● **Task objective**
Copy each line containing the word "деяких" from the records that follow, please.

— begin Supplied records —

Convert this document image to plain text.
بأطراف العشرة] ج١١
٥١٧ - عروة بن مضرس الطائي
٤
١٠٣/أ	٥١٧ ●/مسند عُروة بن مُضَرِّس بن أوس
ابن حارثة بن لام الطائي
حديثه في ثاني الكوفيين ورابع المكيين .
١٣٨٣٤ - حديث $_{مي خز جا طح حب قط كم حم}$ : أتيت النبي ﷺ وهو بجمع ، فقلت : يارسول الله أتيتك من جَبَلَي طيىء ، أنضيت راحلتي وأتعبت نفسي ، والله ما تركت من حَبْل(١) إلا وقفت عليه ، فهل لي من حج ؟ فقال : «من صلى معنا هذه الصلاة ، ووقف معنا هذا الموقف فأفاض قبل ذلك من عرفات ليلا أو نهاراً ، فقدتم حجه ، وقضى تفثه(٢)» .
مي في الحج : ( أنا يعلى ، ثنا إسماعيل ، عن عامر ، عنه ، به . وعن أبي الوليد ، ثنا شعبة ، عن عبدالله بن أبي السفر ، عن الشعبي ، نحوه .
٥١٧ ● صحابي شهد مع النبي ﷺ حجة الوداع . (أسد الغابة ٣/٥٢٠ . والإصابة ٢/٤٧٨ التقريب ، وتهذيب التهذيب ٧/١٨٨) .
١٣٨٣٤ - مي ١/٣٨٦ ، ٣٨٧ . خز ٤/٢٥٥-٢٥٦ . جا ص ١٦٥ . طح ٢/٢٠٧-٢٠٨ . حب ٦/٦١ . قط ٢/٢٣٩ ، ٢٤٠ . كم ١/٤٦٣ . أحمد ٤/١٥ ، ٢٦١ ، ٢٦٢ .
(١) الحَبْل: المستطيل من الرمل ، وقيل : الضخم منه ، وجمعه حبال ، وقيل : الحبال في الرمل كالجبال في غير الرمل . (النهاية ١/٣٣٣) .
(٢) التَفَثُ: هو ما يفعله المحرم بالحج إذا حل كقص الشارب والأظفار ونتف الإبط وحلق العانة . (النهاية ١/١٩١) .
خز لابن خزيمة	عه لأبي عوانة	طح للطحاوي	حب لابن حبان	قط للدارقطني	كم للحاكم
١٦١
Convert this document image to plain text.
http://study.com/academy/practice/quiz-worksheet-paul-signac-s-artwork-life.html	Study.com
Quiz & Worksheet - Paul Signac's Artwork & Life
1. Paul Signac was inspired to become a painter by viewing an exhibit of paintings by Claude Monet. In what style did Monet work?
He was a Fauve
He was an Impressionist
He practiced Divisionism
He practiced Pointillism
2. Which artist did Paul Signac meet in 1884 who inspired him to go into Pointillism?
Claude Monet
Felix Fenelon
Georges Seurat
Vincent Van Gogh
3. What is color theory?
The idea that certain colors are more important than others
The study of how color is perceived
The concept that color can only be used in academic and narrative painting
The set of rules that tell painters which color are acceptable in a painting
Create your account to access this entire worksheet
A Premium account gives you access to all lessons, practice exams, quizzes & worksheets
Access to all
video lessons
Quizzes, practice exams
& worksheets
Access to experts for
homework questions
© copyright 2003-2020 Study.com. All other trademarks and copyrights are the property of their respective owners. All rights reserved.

— end Supplied records —
— begin Supplied records —

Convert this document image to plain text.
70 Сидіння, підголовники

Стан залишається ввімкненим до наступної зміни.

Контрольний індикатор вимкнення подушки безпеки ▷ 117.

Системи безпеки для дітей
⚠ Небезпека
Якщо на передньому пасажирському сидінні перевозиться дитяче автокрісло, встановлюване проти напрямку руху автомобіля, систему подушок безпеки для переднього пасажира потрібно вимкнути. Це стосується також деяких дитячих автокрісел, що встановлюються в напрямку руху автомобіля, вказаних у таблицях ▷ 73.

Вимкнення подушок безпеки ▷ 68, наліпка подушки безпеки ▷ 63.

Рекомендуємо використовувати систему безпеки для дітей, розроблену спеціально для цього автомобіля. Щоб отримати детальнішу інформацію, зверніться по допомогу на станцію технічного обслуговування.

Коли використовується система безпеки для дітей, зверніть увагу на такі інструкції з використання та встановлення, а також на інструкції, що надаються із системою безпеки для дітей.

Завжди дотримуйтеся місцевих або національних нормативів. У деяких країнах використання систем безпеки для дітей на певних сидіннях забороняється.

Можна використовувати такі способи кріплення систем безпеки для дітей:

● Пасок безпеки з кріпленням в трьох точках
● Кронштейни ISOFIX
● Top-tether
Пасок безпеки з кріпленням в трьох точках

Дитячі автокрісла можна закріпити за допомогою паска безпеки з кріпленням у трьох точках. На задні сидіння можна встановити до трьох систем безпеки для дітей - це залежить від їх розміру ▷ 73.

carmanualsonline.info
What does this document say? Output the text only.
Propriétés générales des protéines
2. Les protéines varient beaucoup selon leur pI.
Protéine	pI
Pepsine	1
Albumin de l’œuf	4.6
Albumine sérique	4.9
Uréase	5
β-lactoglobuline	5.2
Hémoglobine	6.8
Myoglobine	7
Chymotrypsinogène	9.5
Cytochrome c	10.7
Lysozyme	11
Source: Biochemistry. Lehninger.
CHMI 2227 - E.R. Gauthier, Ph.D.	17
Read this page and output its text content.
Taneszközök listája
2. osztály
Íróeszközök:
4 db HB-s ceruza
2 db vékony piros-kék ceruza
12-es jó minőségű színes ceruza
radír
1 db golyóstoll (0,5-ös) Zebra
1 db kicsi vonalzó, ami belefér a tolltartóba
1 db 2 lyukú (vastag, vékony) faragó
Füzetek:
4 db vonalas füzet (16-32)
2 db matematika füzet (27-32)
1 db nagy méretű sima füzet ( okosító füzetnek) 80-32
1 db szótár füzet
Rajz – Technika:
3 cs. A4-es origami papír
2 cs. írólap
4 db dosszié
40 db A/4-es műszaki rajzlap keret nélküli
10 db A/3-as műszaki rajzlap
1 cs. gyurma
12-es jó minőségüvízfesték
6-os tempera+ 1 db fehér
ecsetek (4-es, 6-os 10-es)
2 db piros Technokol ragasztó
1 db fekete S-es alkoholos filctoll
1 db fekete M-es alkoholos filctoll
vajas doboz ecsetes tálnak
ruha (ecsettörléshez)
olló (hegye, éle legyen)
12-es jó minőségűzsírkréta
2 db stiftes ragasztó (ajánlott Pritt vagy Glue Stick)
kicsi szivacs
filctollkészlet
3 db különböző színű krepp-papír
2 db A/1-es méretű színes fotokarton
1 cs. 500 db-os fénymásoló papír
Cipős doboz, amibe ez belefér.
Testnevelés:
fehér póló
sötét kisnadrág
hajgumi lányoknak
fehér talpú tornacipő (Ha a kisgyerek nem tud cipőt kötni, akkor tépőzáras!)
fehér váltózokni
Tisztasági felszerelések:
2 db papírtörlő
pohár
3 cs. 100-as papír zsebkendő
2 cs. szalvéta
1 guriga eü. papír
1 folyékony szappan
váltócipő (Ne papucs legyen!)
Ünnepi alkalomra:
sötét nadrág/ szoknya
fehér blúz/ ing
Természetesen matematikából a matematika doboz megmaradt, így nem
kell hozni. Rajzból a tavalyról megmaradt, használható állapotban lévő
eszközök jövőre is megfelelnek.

— end Supplied records —

● **Solved exercise**
Якщо на передньому пасажирському сидінні перевозиться дитяче автокрісло, встановлюване проти напрямку руху автомобіля, систему подушок безпеки для переднього пасажира потрібно вимкнути. Це стосується також деяких дитячих автокрісел, що встановлюються в напрямку руху автомобіля, вказаних у таблицях ▷ 73.
Завжди дотримуйтеся місцевих або національних нормативів. У деяких країнах використання систем безпеки для дітей на певних сидіннях забороняється.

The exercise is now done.